(Data entries)

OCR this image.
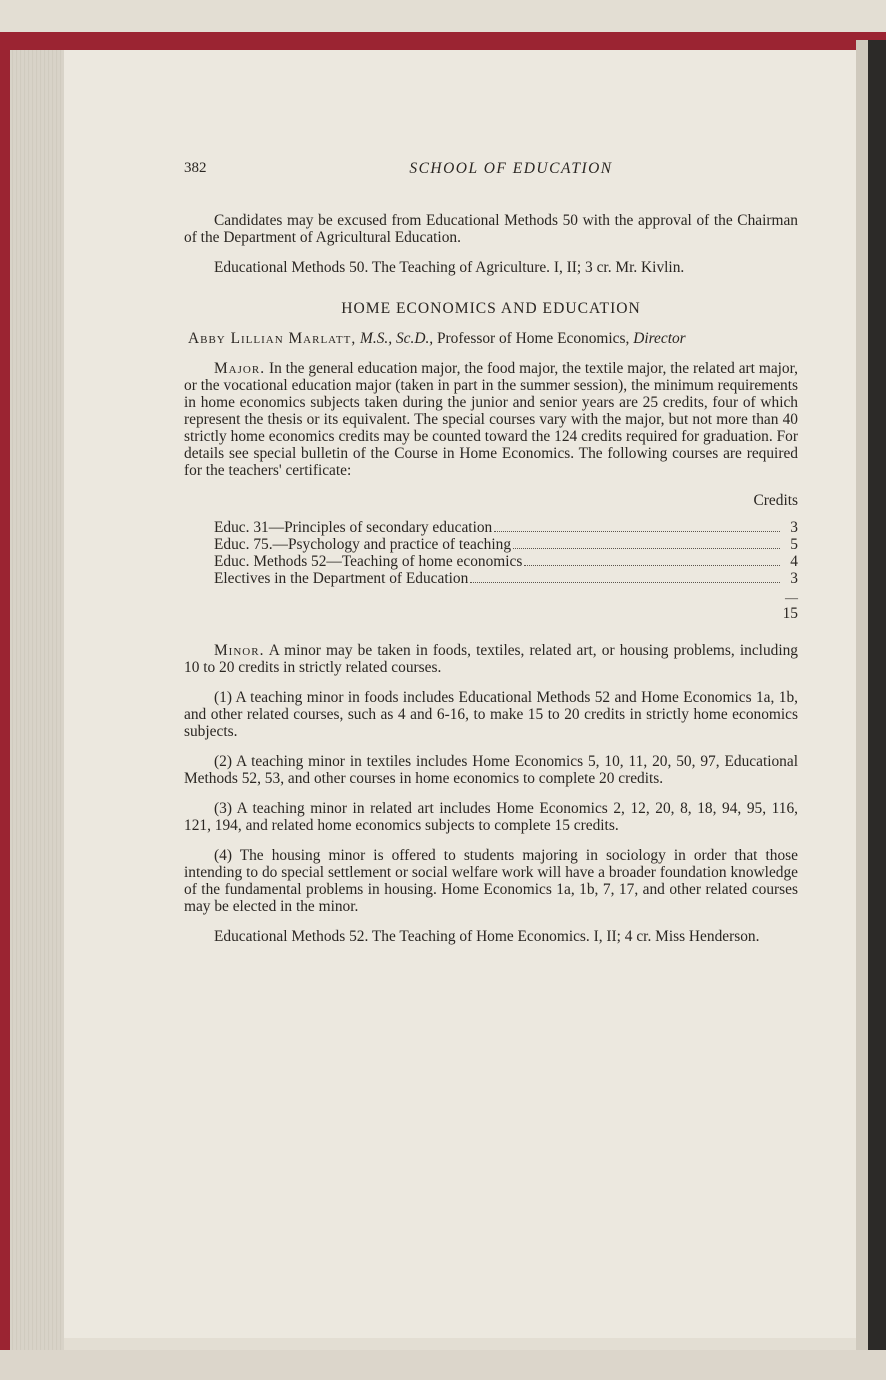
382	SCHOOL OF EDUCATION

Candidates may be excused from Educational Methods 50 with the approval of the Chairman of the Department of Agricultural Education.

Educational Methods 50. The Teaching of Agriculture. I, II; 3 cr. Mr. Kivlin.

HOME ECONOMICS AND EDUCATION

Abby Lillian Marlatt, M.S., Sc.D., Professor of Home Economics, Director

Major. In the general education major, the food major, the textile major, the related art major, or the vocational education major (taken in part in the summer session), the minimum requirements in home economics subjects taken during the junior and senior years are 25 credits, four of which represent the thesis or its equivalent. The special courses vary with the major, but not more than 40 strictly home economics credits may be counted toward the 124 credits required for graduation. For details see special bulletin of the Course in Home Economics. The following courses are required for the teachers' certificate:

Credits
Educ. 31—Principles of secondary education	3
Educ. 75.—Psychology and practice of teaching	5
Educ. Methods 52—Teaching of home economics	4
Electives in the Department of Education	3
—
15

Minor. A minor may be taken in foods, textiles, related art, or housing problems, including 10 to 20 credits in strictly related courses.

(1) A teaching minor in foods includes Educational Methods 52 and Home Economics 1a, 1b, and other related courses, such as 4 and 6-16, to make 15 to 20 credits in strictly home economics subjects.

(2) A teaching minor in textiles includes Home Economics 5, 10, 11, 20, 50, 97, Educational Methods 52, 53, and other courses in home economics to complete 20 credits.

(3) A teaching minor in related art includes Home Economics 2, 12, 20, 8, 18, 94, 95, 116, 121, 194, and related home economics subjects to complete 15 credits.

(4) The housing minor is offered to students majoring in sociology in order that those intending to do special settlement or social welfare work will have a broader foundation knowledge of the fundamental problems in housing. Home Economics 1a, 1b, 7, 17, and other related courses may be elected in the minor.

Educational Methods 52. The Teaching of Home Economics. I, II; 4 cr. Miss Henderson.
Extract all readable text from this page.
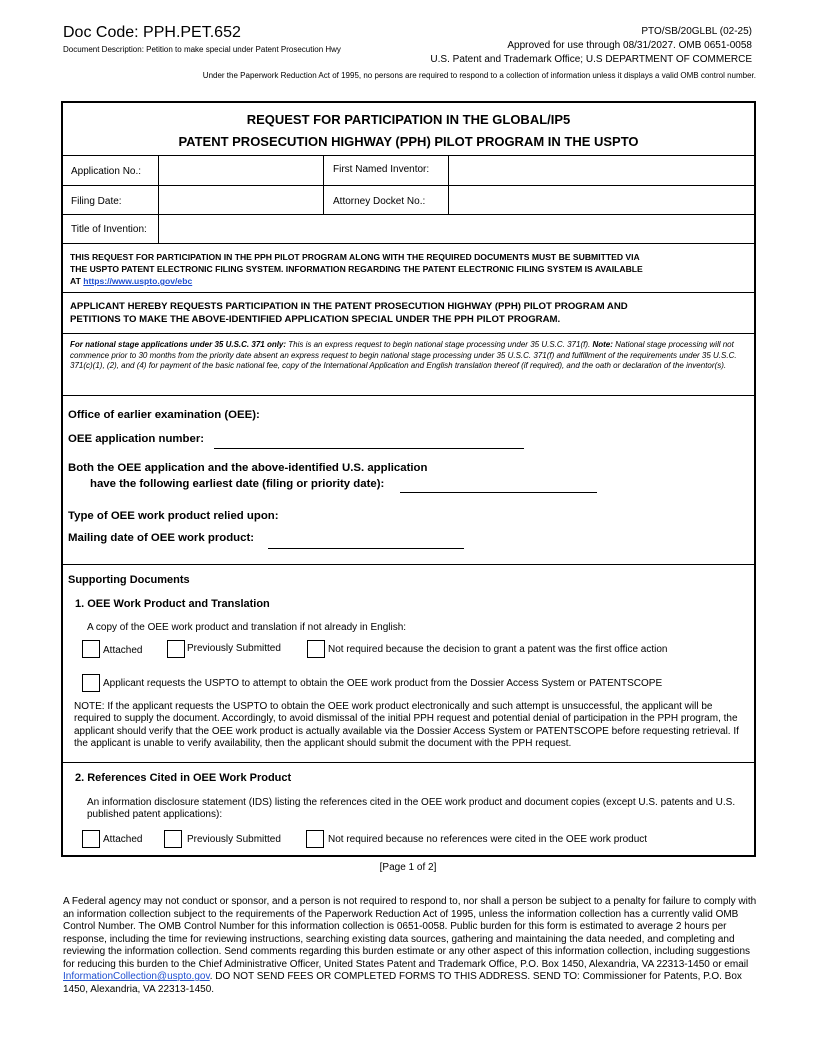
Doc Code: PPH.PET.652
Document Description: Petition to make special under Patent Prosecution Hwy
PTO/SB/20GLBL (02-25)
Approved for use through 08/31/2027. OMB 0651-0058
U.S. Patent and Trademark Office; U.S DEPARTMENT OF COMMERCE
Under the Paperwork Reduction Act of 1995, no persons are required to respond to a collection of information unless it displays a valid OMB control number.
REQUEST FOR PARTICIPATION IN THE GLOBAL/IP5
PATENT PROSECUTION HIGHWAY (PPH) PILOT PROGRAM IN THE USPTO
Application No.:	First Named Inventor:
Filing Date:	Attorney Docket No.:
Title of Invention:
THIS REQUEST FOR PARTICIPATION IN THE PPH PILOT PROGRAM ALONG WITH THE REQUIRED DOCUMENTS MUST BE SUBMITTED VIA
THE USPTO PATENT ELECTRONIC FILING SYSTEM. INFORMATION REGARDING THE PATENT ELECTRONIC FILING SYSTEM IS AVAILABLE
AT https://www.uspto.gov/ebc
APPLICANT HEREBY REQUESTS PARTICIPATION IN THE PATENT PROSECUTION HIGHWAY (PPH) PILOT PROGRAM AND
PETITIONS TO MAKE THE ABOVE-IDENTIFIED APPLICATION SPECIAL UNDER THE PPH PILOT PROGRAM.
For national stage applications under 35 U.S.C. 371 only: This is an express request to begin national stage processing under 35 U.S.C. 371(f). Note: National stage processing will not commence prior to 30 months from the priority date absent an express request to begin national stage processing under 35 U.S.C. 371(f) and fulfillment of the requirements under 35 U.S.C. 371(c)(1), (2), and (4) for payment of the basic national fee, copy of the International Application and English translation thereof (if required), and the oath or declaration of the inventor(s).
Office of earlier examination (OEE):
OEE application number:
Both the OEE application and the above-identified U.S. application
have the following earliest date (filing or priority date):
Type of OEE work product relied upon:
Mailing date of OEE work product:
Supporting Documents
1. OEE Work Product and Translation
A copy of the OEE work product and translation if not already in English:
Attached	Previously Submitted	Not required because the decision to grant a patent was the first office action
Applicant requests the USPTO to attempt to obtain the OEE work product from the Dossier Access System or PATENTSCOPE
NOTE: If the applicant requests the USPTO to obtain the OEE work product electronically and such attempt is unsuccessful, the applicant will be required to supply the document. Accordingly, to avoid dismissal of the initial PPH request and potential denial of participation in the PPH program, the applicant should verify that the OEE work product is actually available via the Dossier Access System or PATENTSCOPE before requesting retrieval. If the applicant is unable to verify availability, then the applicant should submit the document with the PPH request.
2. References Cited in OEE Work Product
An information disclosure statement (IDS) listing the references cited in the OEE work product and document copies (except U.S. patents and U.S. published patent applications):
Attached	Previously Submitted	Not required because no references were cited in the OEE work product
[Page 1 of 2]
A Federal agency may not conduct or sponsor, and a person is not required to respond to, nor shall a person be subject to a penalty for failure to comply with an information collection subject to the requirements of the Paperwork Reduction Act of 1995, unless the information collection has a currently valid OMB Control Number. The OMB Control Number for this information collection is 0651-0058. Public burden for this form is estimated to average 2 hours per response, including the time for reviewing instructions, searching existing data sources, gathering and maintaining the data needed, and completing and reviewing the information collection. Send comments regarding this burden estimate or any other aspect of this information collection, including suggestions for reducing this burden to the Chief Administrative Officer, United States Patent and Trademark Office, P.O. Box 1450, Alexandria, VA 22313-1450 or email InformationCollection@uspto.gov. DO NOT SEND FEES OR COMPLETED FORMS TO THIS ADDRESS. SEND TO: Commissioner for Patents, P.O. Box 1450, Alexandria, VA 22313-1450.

● PROBLEM TO WORK ON: Write out every line of the listing that holds the word "minor".

● CORRECT RESULT:
Minor. A minor may be taken in foods, textiles, related art, or housing problems, including 10 to 20 credits in strictly related courses.
(1) A teaching minor in foods includes Educational Methods 52 and Home Economics 1a, 1b, and other related courses, such as 4 and 6-16, to make 15 to 20 credits in strictly home economics subjects.
(2) A teaching minor in textiles includes Home Economics 5, 10, 11, 20, 50, 97, Educational Methods 52, 53, and other courses in home economics to complete 20 credits.
(3) A teaching minor in related art includes Home Economics 2, 12, 20, 8, 18, 94, 95, 116, 121, 194, and related home economics subjects to complete 15 credits.
(4) The housing minor is offered to students majoring in sociology in order that those intending to do special settlement or social welfare work will have a broader foundation knowledge of the fundamental problems in housing. Home Economics 1a, 1b, 7, 17, and other related courses may be elected in the minor.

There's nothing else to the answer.